13-02-2024 03:00 PM | Source: Motilal Oswal Asset Management
Buy Jindal Steel And Power Ltd For Target Rs.900 - Motilal Oswal

Follow us Now on Telegram ! Get daily 10 - 12 important updates on Business, Finance and Investment. Join our Telegram Channel

Revenue in line; lower input cost leads to beat on operational profitability

* Revenue in 3QFY24 was down 6% YoY at INR117b, in line with our estimate of INR119b. ASP for the quarter stood at 64,648/t (down 1% YoY), which was INR2,932/t higher than our estimate of INR61,716/t. JSP production for 3QFY24 stood at 1.9mt and sales stood at 1.8mt (down 6% and 5%, respectively). The figures are in line with our estimated production and sales of 1.9mt each.

* EBITDA was up 20% YoY to INR28b, which was 34% above our estimate of INR21b. The beat was driven by better-than-estimated NSR and lower input cost as the benefits from captive thermal coalmine started materializing.

RECORDS SUPPLIED:
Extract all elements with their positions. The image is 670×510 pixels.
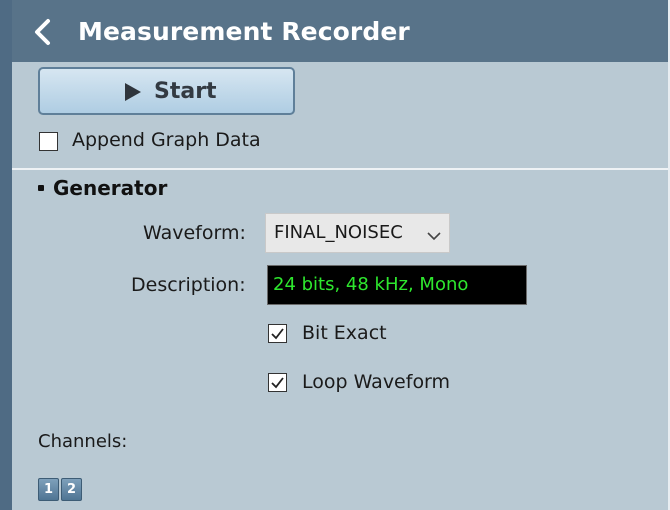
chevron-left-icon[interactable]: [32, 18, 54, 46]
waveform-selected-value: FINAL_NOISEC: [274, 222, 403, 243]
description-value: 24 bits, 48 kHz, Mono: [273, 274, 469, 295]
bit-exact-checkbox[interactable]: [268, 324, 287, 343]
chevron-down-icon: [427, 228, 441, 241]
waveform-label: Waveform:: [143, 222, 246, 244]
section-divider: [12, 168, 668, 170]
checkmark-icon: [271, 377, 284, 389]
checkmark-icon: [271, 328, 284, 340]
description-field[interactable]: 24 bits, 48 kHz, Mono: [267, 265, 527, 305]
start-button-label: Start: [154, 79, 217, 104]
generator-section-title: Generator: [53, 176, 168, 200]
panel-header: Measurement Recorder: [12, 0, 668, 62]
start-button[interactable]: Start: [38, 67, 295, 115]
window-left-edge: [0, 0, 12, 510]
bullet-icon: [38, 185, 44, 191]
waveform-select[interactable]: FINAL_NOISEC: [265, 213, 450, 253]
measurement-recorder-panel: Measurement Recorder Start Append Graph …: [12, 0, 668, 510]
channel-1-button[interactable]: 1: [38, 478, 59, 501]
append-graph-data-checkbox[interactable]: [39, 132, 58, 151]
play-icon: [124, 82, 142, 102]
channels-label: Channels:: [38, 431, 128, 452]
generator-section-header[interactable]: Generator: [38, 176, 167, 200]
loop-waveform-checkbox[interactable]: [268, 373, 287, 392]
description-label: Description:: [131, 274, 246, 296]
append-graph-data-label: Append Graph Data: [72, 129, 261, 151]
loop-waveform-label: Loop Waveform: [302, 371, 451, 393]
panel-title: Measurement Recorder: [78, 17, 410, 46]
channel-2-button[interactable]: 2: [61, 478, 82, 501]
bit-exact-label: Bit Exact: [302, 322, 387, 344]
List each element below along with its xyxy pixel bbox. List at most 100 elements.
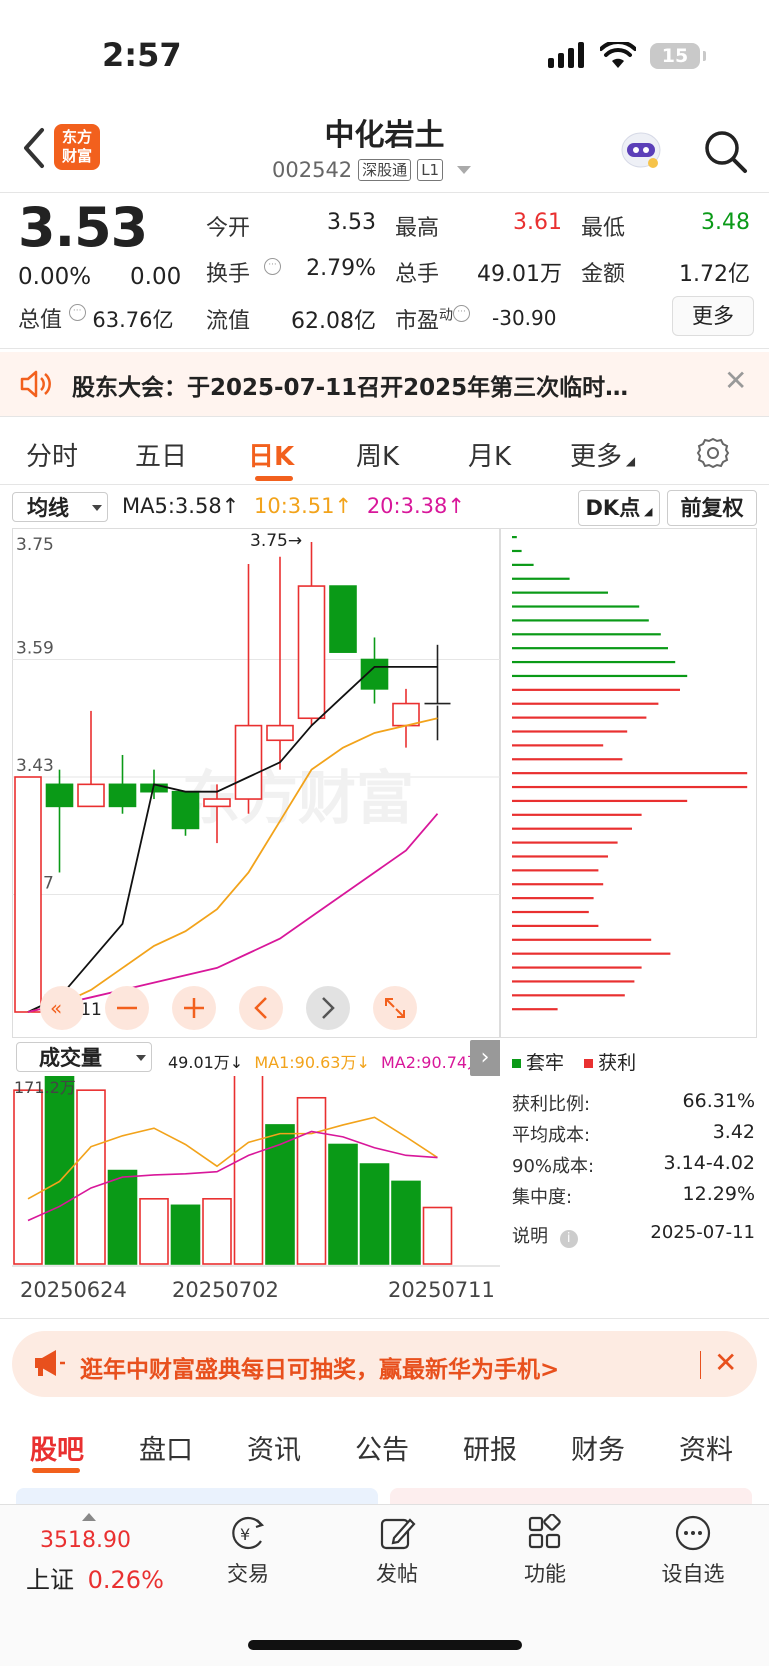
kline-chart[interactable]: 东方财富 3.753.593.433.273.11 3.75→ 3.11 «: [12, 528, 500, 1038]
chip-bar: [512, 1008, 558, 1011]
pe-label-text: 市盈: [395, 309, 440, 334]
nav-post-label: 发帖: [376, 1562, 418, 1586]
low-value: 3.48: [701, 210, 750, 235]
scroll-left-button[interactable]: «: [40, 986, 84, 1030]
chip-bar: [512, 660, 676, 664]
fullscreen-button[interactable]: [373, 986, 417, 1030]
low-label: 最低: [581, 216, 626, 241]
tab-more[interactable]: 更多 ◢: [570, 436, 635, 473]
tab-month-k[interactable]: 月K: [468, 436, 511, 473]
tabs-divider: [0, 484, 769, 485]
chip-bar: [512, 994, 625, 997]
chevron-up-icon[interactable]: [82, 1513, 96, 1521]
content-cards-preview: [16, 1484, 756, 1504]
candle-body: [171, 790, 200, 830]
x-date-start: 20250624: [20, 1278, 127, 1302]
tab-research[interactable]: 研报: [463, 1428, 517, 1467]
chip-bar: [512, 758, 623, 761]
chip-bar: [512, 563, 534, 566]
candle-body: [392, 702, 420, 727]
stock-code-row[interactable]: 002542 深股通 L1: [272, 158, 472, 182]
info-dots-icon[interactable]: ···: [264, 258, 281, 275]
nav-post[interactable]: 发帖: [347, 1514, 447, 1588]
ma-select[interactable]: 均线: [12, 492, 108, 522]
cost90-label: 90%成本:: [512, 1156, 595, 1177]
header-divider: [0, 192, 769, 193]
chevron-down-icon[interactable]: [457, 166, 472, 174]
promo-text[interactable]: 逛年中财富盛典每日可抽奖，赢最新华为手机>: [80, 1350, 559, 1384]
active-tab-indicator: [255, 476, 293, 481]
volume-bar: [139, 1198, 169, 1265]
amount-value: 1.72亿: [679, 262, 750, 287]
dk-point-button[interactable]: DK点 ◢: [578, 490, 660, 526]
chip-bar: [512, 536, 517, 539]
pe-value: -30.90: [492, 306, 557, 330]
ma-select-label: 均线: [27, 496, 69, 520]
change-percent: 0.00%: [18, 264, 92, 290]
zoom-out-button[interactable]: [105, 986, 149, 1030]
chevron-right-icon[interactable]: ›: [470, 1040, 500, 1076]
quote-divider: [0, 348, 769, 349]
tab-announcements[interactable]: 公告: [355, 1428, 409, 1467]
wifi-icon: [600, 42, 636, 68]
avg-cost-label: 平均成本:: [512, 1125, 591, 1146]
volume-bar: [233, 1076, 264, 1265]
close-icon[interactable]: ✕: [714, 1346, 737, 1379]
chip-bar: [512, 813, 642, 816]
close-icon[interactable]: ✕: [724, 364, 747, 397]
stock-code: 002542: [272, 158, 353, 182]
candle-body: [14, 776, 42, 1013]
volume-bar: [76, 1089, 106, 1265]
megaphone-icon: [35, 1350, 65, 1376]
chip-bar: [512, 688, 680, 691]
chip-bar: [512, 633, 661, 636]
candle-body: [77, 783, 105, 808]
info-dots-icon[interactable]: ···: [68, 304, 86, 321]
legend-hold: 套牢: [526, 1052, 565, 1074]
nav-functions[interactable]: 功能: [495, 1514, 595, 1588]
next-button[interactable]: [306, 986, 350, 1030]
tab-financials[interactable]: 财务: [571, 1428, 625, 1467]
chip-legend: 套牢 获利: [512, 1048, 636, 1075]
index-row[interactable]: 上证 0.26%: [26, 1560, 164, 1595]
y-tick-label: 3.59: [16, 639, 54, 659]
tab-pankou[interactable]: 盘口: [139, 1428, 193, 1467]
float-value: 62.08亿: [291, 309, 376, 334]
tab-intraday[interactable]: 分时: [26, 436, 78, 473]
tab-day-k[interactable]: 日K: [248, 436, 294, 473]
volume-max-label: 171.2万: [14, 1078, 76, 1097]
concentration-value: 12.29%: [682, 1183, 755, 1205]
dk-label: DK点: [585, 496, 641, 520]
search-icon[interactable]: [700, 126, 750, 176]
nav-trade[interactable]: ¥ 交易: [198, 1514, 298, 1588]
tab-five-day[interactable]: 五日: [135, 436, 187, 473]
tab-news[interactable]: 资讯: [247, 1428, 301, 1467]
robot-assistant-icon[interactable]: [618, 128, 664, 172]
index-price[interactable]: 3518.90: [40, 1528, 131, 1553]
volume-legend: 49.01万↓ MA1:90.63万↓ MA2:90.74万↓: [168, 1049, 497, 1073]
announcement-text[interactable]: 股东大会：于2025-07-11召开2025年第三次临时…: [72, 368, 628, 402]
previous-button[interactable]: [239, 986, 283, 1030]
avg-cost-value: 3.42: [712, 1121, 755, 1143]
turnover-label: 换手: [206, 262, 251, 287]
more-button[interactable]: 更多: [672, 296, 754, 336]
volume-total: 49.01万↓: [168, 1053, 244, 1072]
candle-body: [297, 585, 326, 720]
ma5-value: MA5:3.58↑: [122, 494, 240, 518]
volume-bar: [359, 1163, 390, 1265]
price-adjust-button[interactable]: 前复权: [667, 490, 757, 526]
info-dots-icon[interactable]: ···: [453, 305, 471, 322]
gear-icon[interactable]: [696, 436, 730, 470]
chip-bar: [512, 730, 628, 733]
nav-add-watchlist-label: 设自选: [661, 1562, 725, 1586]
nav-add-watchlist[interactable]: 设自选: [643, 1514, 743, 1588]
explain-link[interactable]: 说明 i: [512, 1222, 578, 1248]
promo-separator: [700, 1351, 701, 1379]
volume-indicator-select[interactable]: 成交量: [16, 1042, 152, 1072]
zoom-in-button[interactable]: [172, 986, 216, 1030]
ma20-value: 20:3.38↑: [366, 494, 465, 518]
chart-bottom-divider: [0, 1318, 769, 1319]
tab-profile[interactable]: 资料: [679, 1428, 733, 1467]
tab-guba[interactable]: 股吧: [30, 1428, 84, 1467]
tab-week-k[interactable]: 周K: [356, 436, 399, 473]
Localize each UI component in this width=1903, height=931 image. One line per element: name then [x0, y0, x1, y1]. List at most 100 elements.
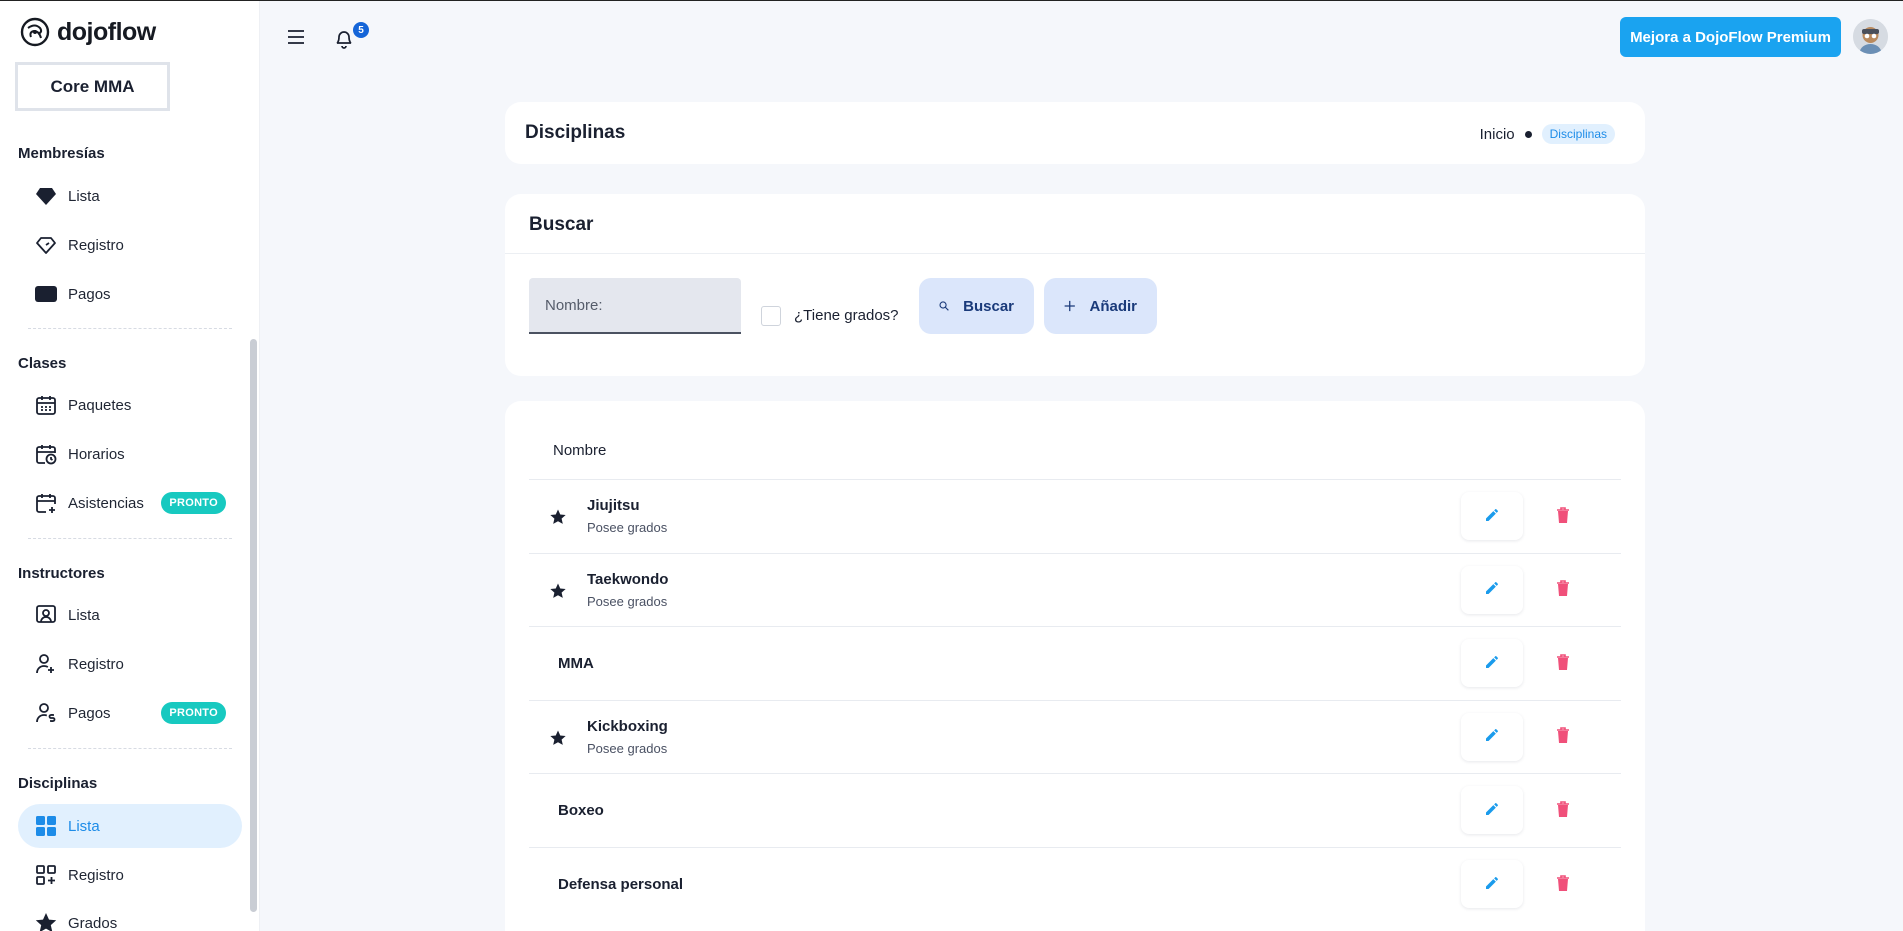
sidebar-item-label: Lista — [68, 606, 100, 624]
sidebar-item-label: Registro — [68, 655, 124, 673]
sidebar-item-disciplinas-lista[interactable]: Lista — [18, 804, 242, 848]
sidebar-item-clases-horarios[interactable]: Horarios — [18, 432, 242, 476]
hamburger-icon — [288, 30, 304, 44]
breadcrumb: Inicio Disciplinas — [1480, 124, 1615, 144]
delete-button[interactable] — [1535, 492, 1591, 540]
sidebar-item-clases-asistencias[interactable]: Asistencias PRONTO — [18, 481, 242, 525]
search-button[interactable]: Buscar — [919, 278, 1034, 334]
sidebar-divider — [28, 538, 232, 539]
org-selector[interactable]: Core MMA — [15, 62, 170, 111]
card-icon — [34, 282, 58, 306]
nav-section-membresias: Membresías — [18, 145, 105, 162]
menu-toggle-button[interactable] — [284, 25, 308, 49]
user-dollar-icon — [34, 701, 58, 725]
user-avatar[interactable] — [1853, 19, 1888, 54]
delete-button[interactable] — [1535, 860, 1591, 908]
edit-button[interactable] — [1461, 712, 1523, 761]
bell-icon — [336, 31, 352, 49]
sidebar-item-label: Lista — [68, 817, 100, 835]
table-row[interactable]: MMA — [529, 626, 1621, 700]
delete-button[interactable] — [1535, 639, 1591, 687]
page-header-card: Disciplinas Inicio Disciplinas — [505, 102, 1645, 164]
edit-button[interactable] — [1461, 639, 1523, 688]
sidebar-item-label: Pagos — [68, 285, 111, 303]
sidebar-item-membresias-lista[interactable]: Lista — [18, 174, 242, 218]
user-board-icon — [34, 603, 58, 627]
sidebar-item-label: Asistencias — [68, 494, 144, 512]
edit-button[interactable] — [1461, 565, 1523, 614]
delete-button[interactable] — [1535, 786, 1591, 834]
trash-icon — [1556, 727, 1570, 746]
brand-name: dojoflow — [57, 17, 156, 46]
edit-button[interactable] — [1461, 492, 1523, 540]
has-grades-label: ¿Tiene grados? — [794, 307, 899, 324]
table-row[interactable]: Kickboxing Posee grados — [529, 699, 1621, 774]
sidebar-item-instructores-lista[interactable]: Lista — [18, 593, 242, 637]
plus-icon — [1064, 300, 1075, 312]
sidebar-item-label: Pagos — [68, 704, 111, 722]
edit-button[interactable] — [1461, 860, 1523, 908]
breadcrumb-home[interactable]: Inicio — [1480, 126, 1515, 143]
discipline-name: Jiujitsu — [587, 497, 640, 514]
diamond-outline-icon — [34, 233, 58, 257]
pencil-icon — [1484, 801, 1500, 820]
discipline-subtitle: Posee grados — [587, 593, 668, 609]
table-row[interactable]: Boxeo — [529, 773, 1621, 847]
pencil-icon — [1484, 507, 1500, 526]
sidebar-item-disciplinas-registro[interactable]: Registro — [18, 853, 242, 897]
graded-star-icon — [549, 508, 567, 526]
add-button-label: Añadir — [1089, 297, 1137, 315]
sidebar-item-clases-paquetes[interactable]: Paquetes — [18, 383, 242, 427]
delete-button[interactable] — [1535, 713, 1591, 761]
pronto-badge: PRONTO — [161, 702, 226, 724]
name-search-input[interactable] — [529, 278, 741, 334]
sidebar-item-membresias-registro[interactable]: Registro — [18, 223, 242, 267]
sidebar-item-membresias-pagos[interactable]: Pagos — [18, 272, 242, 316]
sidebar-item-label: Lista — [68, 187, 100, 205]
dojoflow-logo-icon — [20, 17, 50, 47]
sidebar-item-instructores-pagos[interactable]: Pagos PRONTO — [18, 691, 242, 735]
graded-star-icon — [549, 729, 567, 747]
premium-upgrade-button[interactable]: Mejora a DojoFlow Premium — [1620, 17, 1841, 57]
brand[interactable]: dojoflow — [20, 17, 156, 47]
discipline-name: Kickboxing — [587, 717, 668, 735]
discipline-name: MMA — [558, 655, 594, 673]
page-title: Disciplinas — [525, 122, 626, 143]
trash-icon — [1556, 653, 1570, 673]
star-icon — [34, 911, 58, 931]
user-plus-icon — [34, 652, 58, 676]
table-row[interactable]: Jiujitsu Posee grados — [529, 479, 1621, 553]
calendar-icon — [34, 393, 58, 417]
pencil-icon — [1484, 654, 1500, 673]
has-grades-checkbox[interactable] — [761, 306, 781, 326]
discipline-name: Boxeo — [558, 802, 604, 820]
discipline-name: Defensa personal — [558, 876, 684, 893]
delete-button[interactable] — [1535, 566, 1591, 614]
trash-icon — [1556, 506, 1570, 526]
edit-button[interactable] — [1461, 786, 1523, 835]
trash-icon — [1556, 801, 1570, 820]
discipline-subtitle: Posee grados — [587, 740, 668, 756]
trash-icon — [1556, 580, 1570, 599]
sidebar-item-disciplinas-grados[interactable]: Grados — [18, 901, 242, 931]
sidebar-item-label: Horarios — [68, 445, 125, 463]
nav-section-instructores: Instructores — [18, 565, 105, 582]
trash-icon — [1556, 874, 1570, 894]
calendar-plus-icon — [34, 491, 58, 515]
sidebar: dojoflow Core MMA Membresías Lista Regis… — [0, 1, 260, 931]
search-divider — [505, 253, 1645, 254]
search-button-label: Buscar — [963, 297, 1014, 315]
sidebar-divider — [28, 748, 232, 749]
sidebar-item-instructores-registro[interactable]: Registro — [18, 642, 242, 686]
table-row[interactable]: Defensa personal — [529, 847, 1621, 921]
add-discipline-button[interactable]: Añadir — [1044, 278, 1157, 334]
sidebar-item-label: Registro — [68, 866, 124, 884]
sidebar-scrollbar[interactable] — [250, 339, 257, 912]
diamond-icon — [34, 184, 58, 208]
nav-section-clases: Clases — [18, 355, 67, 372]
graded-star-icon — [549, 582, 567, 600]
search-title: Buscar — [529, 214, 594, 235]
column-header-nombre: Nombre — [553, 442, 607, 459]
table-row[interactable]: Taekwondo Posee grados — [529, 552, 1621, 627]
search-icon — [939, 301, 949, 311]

DIRECTIVES:
a) Quote the Jindal Steel and Power note between "13-02-2024 03:00 PM" and "of 1.9mt each.", inclusive, word for word.
b) Print the lines of the entries between the lines holding "sidebar-item-label: Lista — [68, 606, 100, 624]" and "card-icon — [34, 282, 58, 306]", inclusive, with no changes.
The Jindal Steel and Power note and the entries are unrelated material.

THE SOLUTIONS:
a)
13-02-2024 03:00 PM | Source: Motilal Oswal Asset Management
Buy Jindal Steel And Power Ltd For Target Rs.900 - Motilal Oswal

Follow us Now on Telegram ! Get daily 10 - 12 important updates on Business, Finance and Investment. Join our Telegram Channel

Revenue in line; lower input cost leads to beat on operational profitability

* Revenue in 3QFY24 was down 6% YoY at INR117b, in line with our estimate of INR119b. ASP for the quarter stood at 64,648/t (down 1% YoY), which was INR2,932/t higher than our estimate of INR61,716/t. JSP production for 3QFY24 stood at 1.9mt and sales stood at 1.8mt (down 6% and 5%, respectively). The figures are in line with our estimated production and sales of 1.9mt each.

b)
sidebar-item-label: Lista — [68, 606, 100, 624]
sidebar-item-label: Registro — [68, 655, 124, 673]
sidebar-item-disciplinas-lista[interactable]: Lista — [18, 804, 242, 848]
sidebar-item-clases-horarios[interactable]: Horarios — [18, 432, 242, 476]
hamburger-icon — [288, 30, 304, 44]
breadcrumb: Inicio Disciplinas — [1480, 124, 1615, 144]
delete-button[interactable] — [1535, 492, 1591, 540]
sidebar-item-clases-asistencias[interactable]: Asistencias PRONTO — [18, 481, 242, 525]
search-button[interactable]: Buscar — [919, 278, 1034, 334]
sidebar-divider — [28, 538, 232, 539]
org-selector[interactable]: Core MMA — [15, 62, 170, 111]
card-icon — [34, 282, 58, 306]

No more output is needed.